> **Recorded information**:
[BEGIN]

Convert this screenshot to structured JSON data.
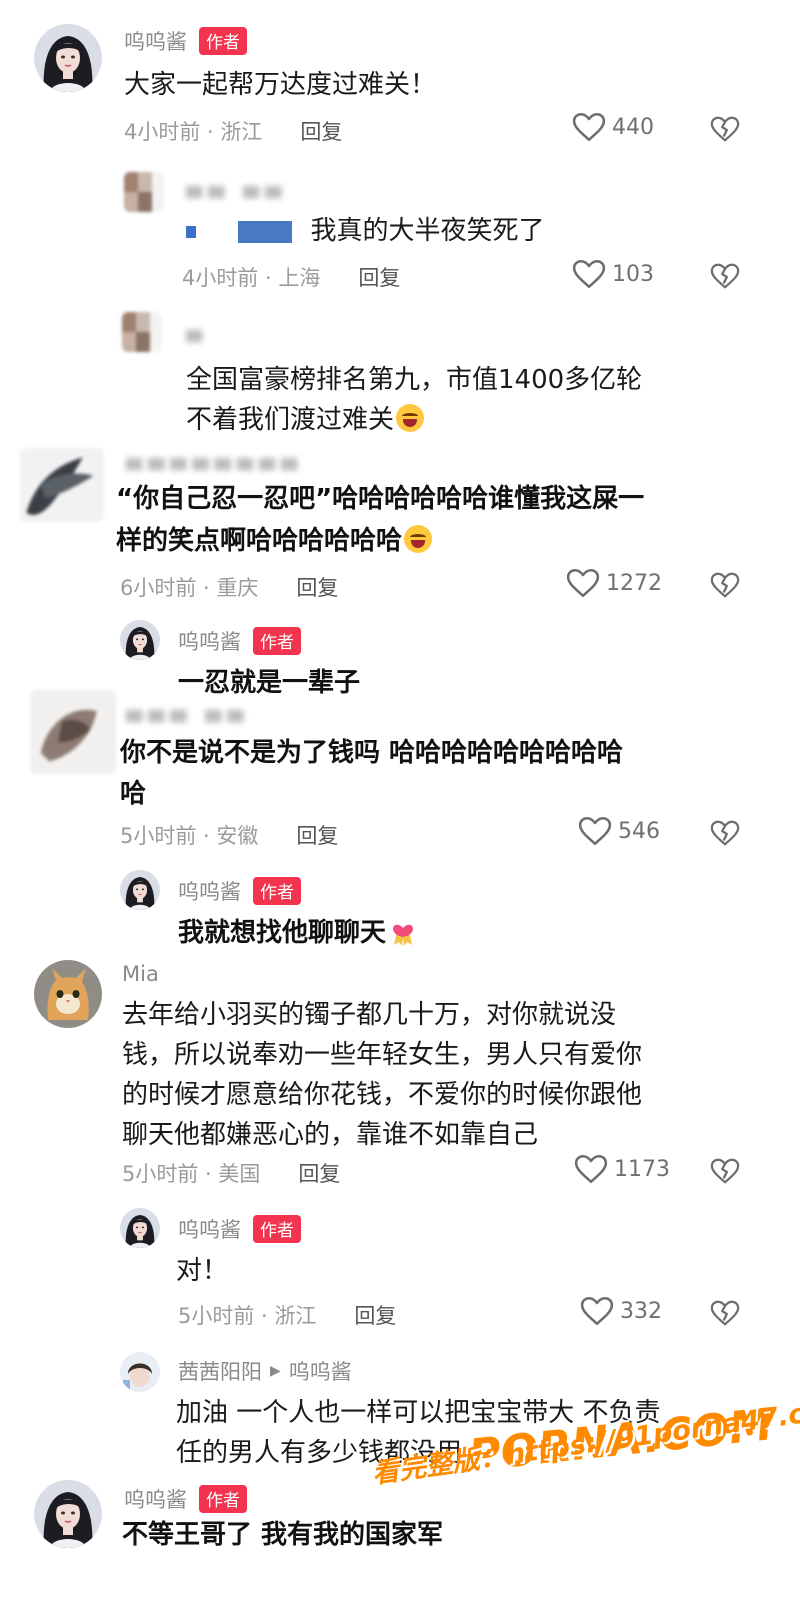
{
  "comments": [
    {
      "name": "呜呜酱",
      "tag": "作者",
      "text": "大家一起帮万达度过难关！",
      "time": "4小时前 · 浙江",
      "reply": "回复",
      "likes": "440"
    },
    {
      "name": "",
      "text": "我真的大半夜笑死了",
      "time": "4小时前 · 上海",
      "reply": "回复",
      "likes": "103"
    },
    {
      "name": "",
      "lines": [
        "全国富豪榜排名第九，市值1400多亿轮",
        "不着我们渡过难关"
      ]
    },
    {
      "name": "",
      "lines": [
        "“你自己忍一忍吧”哈哈哈哈哈哈谁懂我这屎一",
        "样的笑点啊哈哈哈哈哈哈"
      ],
      "time": "6小时前 · 重庆",
      "reply": "回复",
      "likes": "1272"
    },
    {
      "name": "呜呜酱",
      "tag": "作者",
      "text": "一忍就是一辈子"
    },
    {
      "name": "",
      "lines": [
        "你不是说不是为了钱吗 哈哈哈哈哈哈哈哈哈",
        "哈"
      ],
      "time": "5小时前 · 安徽",
      "reply": "回复",
      "likes": "546"
    },
    {
      "name": "呜呜酱",
      "tag": "作者",
      "text": "我就想找他聊聊天"
    },
    {
      "name": "Mia",
      "lines": [
        "去年给小羽买的镯子都几十万，对你就说没",
        "钱，所以说奉劝一些年轻女生，男人只有爱你",
        "的时候才愿意给你花钱，不爱你的时候你跟他",
        "聊天他都嫌恶心的，靠谁不如靠自己"
      ],
      "time": "5小时前 · 美国",
      "reply": "回复",
      "likes": "1173"
    },
    {
      "name": "呜呜酱",
      "tag": "作者",
      "text": "对！",
      "time": "5小时前 · 浙江",
      "reply": "回复",
      "likes": "332"
    },
    {
      "name": "茜茜阳阳",
      "reply_to": "呜呜酱",
      "lines": [
        "加油 一个人也一样可以把宝宝带大 不负责",
        "任的男人有多少钱都没用"
      ]
    },
    {
      "name": "呜呜酱",
      "tag": "作者",
      "text": "不等王哥了 我有我的国家军"
    }
  ],
  "watermark": {
    "logo": "PORNA.COM",
    "url": "看完整版：https://91porna47.com"
  },
  "colors": {
    "author_tag": "#f2344f",
    "meta": "#9b9b9b",
    "watermark": "#ff8a00"
  }
}
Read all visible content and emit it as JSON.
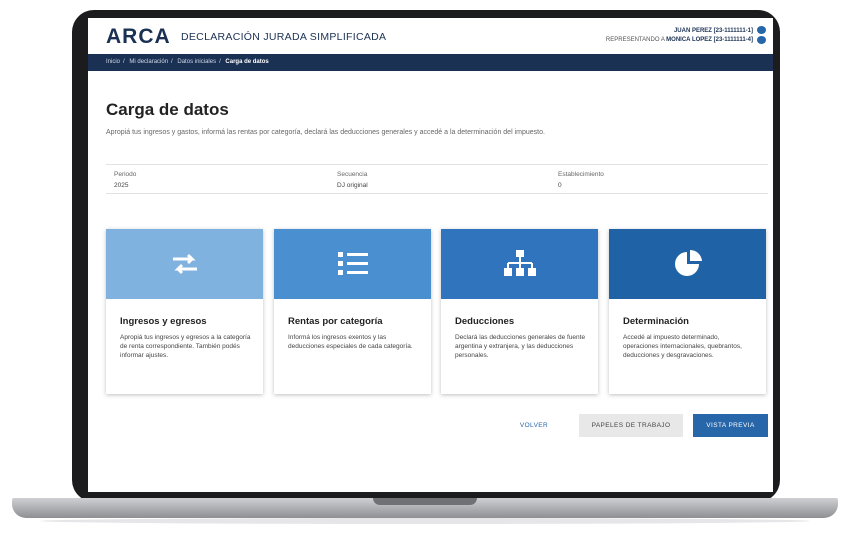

[END]

> **Task statement**: Every line is to be duplicated exactly, though pictures stay out.

> **Answer in full**:
Convert this screenshot to structured JSON data.
{
  "comments": [
    {
      "name": "呜呜酱",
      "tag": "作者",
      "text": "大家一起帮万达度过难关！",
      "time": "4小时前 · 浙江",
      "reply": "回复",
      "likes": "440"
    },
    {
      "name": "",
      "text": "我真的大半夜笑死了",
      "time": "4小时前 · 上海",
      "reply": "回复",
      "likes": "103"
    },
    {
      "name": "",
      "lines": [
        "全国富豪榜排名第九，市值1400多亿轮",
        "不着我们渡过难关"
      ]
    },
    {
      "name": "",
      "lines": [
        "“你自己忍一忍吧”哈哈哈哈哈哈谁懂我这屎一",
        "样的笑点啊哈哈哈哈哈哈"
      ],
      "time": "6小时前 · 重庆",
      "reply": "回复",
      "likes": "1272"
    },
    {
      "name": "呜呜酱",
      "tag": "作者",
      "text": "一忍就是一辈子"
    },
    {
      "name": "",
      "lines": [
        "你不是说不是为了钱吗 哈哈哈哈哈哈哈哈哈",
        "哈"
      ],
      "time": "5小时前 · 安徽",
      "reply": "回复",
      "likes": "546"
    },
    {
      "name": "呜呜酱",
      "tag": "作者",
      "text": "我就想找他聊聊天"
    },
    {
      "name": "Mia",
      "lines": [
        "去年给小羽买的镯子都几十万，对你就说没",
        "钱，所以说奉劝一些年轻女生，男人只有爱你",
        "的时候才愿意给你花钱，不爱你的时候你跟他",
        "聊天他都嫌恶心的，靠谁不如靠自己"
      ],
      "time": "5小时前 · 美国",
      "reply": "回复",
      "likes": "1173"
    },
    {
      "name": "呜呜酱",
      "tag": "作者",
      "text": "对！",
      "time": "5小时前 · 浙江",
      "reply": "回复",
      "likes": "332"
    },
    {
      "name": "茜茜阳阳",
      "reply_to": "呜呜酱",
      "lines": [
        "加油 一个人也一样可以把宝宝带大 不负责",
        "任的男人有多少钱都没用"
      ]
    },
    {
      "name": "呜呜酱",
      "tag": "作者",
      "text": "不等王哥了 我有我的国家军"
    }
  ],
  "watermark": {
    "logo": "PORNA.COM",
    "url": "看完整版：https://91porna47.com"
  },
  "colors": {
    "author_tag": "#f2344f",
    "meta": "#9b9b9b",
    "watermark": "#ff8a00"
  }
}
Read all visible content and emit it as JSON.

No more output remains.